Extract all records. Keep each one exact.

- Dataset items:
======

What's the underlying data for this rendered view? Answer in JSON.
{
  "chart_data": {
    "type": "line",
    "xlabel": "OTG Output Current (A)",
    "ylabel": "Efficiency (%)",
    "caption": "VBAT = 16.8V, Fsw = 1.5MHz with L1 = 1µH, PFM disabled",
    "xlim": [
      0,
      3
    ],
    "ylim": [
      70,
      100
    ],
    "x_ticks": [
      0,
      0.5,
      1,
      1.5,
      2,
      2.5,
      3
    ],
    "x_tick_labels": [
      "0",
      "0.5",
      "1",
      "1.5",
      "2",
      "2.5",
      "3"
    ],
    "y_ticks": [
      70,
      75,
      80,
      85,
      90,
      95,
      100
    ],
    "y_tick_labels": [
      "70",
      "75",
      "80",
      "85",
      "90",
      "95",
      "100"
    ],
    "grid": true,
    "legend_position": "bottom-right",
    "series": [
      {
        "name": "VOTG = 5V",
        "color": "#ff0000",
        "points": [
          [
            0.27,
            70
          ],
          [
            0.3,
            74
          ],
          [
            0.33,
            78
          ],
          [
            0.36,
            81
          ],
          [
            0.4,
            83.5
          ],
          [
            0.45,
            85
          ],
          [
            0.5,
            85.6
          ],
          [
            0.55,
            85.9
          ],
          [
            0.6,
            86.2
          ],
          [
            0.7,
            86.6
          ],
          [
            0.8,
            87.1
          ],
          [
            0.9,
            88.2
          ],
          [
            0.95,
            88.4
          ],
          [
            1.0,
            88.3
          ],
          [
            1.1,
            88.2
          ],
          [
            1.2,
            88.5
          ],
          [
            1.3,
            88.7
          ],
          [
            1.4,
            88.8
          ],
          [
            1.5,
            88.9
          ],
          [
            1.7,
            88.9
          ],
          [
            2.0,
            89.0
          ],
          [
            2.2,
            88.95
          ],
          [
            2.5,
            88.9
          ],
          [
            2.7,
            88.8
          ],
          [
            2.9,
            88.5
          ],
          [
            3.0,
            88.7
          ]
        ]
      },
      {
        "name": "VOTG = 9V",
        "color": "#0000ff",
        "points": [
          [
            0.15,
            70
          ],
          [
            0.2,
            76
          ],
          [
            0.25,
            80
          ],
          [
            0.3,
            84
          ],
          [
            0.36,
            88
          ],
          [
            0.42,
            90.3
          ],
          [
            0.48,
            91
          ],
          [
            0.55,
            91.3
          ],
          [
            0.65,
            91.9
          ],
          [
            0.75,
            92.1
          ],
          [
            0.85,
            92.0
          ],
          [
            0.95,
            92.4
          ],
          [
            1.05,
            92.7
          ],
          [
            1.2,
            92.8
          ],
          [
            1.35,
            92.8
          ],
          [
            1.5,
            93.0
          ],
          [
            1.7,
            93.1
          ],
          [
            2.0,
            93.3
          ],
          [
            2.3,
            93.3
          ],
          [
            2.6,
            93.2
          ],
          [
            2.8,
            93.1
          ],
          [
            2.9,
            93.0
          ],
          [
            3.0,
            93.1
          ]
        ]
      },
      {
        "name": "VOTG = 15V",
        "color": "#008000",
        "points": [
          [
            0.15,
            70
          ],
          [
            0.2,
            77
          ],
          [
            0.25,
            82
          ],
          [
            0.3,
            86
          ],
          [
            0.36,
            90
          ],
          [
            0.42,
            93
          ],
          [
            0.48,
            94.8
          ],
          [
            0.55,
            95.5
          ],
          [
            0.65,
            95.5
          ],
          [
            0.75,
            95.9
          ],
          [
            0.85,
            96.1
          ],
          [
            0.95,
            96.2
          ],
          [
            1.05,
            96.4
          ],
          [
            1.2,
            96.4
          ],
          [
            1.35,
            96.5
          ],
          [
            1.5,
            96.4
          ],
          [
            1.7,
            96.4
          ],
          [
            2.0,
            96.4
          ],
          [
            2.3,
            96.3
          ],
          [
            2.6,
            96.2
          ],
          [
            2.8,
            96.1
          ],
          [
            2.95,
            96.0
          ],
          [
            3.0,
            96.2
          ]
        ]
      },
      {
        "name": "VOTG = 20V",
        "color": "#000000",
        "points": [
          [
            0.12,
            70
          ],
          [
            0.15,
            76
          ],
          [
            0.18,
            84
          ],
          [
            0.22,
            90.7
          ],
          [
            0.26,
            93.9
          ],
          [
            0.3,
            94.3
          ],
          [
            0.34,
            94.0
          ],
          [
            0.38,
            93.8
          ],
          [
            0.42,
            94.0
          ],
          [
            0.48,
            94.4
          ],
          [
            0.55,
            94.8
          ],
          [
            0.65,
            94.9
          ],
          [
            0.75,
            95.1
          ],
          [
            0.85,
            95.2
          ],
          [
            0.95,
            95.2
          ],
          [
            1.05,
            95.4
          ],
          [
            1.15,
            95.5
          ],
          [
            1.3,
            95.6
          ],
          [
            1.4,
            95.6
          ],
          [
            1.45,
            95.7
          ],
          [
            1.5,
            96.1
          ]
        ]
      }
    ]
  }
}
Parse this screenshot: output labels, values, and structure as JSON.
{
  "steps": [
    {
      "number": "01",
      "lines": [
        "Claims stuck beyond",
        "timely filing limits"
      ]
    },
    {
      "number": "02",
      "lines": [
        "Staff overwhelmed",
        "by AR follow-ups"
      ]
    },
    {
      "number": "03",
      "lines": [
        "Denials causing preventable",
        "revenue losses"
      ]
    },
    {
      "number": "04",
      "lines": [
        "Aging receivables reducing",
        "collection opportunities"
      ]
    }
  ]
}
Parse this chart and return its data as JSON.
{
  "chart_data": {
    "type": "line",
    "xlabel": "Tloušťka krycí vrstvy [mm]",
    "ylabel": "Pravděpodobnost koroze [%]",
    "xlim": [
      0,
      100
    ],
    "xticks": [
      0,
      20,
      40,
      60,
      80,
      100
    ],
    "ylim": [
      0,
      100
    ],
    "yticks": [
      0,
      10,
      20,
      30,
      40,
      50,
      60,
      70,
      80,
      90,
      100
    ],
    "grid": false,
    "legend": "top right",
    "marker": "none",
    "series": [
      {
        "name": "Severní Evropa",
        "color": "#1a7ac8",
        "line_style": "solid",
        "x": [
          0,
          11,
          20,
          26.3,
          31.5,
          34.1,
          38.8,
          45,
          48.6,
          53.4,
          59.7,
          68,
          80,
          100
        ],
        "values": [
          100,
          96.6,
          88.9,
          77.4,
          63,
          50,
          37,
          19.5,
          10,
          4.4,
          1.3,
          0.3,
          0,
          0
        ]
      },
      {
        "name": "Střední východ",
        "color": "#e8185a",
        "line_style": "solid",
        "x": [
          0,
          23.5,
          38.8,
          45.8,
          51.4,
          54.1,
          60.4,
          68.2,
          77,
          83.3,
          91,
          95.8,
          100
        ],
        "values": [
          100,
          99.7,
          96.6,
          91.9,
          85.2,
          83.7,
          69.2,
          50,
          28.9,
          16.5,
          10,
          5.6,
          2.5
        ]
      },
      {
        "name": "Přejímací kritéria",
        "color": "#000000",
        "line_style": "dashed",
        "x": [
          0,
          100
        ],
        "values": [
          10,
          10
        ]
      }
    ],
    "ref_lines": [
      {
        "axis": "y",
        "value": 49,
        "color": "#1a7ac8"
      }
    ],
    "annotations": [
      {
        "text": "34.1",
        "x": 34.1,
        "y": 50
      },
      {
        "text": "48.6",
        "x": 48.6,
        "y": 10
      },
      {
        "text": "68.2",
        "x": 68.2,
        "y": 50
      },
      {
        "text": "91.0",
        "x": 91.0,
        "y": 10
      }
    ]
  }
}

======

- WRITTEN SOLUTION:
What's the underlying data for this rendered view? Answer in JSON.
{
  "chart_data": {
    "type": "line",
    "xlabel": "OTG Output Current (A)",
    "ylabel": "Efficiency (%)",
    "caption": "VBAT = 16.8V, Fsw = 1.5MHz with L1 = 1µH, PFM disabled",
    "xlim": [
      0,
      3
    ],
    "ylim": [
      70,
      100
    ],
    "x_ticks": [
      0,
      0.5,
      1,
      1.5,
      2,
      2.5,
      3
    ],
    "x_tick_labels": [
      "0",
      "0.5",
      "1",
      "1.5",
      "2",
      "2.5",
      "3"
    ],
    "y_ticks": [
      70,
      75,
      80,
      85,
      90,
      95,
      100
    ],
    "y_tick_labels": [
      "70",
      "75",
      "80",
      "85",
      "90",
      "95",
      "100"
    ],
    "grid": true,
    "legend_position": "bottom-right",
    "series": [
      {
        "name": "VOTG = 5V",
        "color": "#ff0000",
        "points": [
          [
            0.27,
            70
          ],
          [
            0.3,
            74
          ],
          [
            0.33,
            78
          ],
          [
            0.36,
            81
          ],
          [
            0.4,
            83.5
          ],
          [
            0.45,
            85
          ],
          [
            0.5,
            85.6
          ],
          [
            0.55,
            85.9
          ],
          [
            0.6,
            86.2
          ],
          [
            0.7,
            86.6
          ],
          [
            0.8,
            87.1
          ],
          [
            0.9,
            88.2
          ],
          [
            0.95,
            88.4
          ],
          [
            1.0,
            88.3
          ],
          [
            1.1,
            88.2
          ],
          [
            1.2,
            88.5
          ],
          [
            1.3,
            88.7
          ],
          [
            1.4,
            88.8
          ],
          [
            1.5,
            88.9
          ],
          [
            1.7,
            88.9
          ],
          [
            2.0,
            89.0
          ],
          [
            2.2,
            88.95
          ],
          [
            2.5,
            88.9
          ],
          [
            2.7,
            88.8
          ],
          [
            2.9,
            88.5
          ],
          [
            3.0,
            88.7
          ]
        ]
      },
      {
        "name": "VOTG = 9V",
        "color": "#0000ff",
        "points": [
          [
            0.15,
            70
          ],
          [
            0.2,
            76
          ],
          [
            0.25,
            80
          ],
          [
            0.3,
            84
          ],
          [
            0.36,
            88
          ],
          [
            0.42,
            90.3
          ],
          [
            0.48,
            91
          ],
          [
            0.55,
            91.3
          ],
          [
            0.65,
            91.9
          ],
          [
            0.75,
            92.1
          ],
          [
            0.85,
            92.0
          ],
          [
            0.95,
            92.4
          ],
          [
            1.05,
            92.7
          ],
          [
            1.2,
            92.8
          ],
          [
            1.35,
            92.8
          ],
          [
            1.5,
            93.0
          ],
          [
            1.7,
            93.1
          ],
          [
            2.0,
            93.3
          ],
          [
            2.3,
            93.3
          ],
          [
            2.6,
            93.2
          ],
          [
            2.8,
            93.1
          ],
          [
            2.9,
            93.0
          ],
          [
            3.0,
            93.1
          ]
        ]
      },
      {
        "name": "VOTG = 15V",
        "color": "#008000",
        "points": [
          [
            0.15,
            70
          ],
          [
            0.2,
            77
          ],
          [
            0.25,
            82
          ],
          [
            0.3,
            86
          ],
          [
            0.36,
            90
          ],
          [
            0.42,
            93
          ],
          [
            0.48,
            94.8
          ],
          [
            0.55,
            95.5
          ],
          [
            0.65,
            95.5
          ],
          [
            0.75,
            95.9
          ],
          [
            0.85,
            96.1
          ],
          [
            0.95,
            96.2
          ],
          [
            1.05,
            96.4
          ],
          [
            1.2,
            96.4
          ],
          [
            1.35,
            96.5
          ],
          [
            1.5,
            96.4
          ],
          [
            1.7,
            96.4
          ],
          [
            2.0,
            96.4
          ],
          [
            2.3,
            96.3
          ],
          [
            2.6,
            96.2
          ],
          [
            2.8,
            96.1
          ],
          [
            2.95,
            96.0
          ],
          [
            3.0,
            96.2
          ]
        ]
      },
      {
        "name": "VOTG = 20V",
        "color": "#000000",
        "points": [
          [
            0.12,
            70
          ],
          [
            0.15,
            76
          ],
          [
            0.18,
            84
          ],
          [
            0.22,
            90.7
          ],
          [
            0.26,
            93.9
          ],
          [
            0.3,
            94.3
          ],
          [
            0.34,
            94.0
          ],
          [
            0.38,
            93.8
          ],
          [
            0.42,
            94.0
          ],
          [
            0.48,
            94.4
          ],
          [
            0.55,
            94.8
          ],
          [
            0.65,
            94.9
          ],
          [
            0.75,
            95.1
          ],
          [
            0.85,
            95.2
          ],
          [
            0.95,
            95.2
          ],
          [
            1.05,
            95.4
          ],
          [
            1.15,
            95.5
          ],
          [
            1.3,
            95.6
          ],
          [
            1.4,
            95.6
          ],
          [
            1.45,
            95.7
          ],
          [
            1.5,
            96.1
          ]
        ]
      }
    ]
  }
}
Parse this screenshot: output labels, values, and structure as JSON.
{
  "steps": [
    {
      "number": "01",
      "lines": [
        "Claims stuck beyond",
        "timely filing limits"
      ]
    },
    {
      "number": "02",
      "lines": [
        "Staff overwhelmed",
        "by AR follow-ups"
      ]
    },
    {
      "number": "03",
      "lines": [
        "Denials causing preventable",
        "revenue losses"
      ]
    },
    {
      "number": "04",
      "lines": [
        "Aging receivables reducing",
        "collection opportunities"
      ]
    }
  ]
}
Parse this chart and return its data as JSON.
{
  "chart_data": {
    "type": "line",
    "xlabel": "Tloušťka krycí vrstvy [mm]",
    "ylabel": "Pravděpodobnost koroze [%]",
    "xlim": [
      0,
      100
    ],
    "xticks": [
      0,
      20,
      40,
      60,
      80,
      100
    ],
    "ylim": [
      0,
      100
    ],
    "yticks": [
      0,
      10,
      20,
      30,
      40,
      50,
      60,
      70,
      80,
      90,
      100
    ],
    "grid": false,
    "legend": "top right",
    "marker": "none",
    "series": [
      {
        "name": "Severní Evropa",
        "color": "#1a7ac8",
        "line_style": "solid",
        "x": [
          0,
          11,
          20,
          26.3,
          31.5,
          34.1,
          38.8,
          45,
          48.6,
          53.4,
          59.7,
          68,
          80,
          100
        ],
        "values": [
          100,
          96.6,
          88.9,
          77.4,
          63,
          50,
          37,
          19.5,
          10,
          4.4,
          1.3,
          0.3,
          0,
          0
        ]
      },
      {
        "name": "Střední východ",
        "color": "#e8185a",
        "line_style": "solid",
        "x": [
          0,
          23.5,
          38.8,
          45.8,
          51.4,
          54.1,
          60.4,
          68.2,
          77,
          83.3,
          91,
          95.8,
          100
        ],
        "values": [
          100,
          99.7,
          96.6,
          91.9,
          85.2,
          83.7,
          69.2,
          50,
          28.9,
          16.5,
          10,
          5.6,
          2.5
        ]
      },
      {
        "name": "Přejímací kritéria",
        "color": "#000000",
        "line_style": "dashed",
        "x": [
          0,
          100
        ],
        "values": [
          10,
          10
        ]
      }
    ],
    "ref_lines": [
      {
        "axis": "y",
        "value": 49,
        "color": "#1a7ac8"
      }
    ],
    "annotations": [
      {
        "text": "34.1",
        "x": 34.1,
        "y": 50
      },
      {
        "text": "48.6",
        "x": 48.6,
        "y": 10
      },
      {
        "text": "68.2",
        "x": 68.2,
        "y": 50
      },
      {
        "text": "91.0",
        "x": 91.0,
        "y": 10
      }
    ]
  }
}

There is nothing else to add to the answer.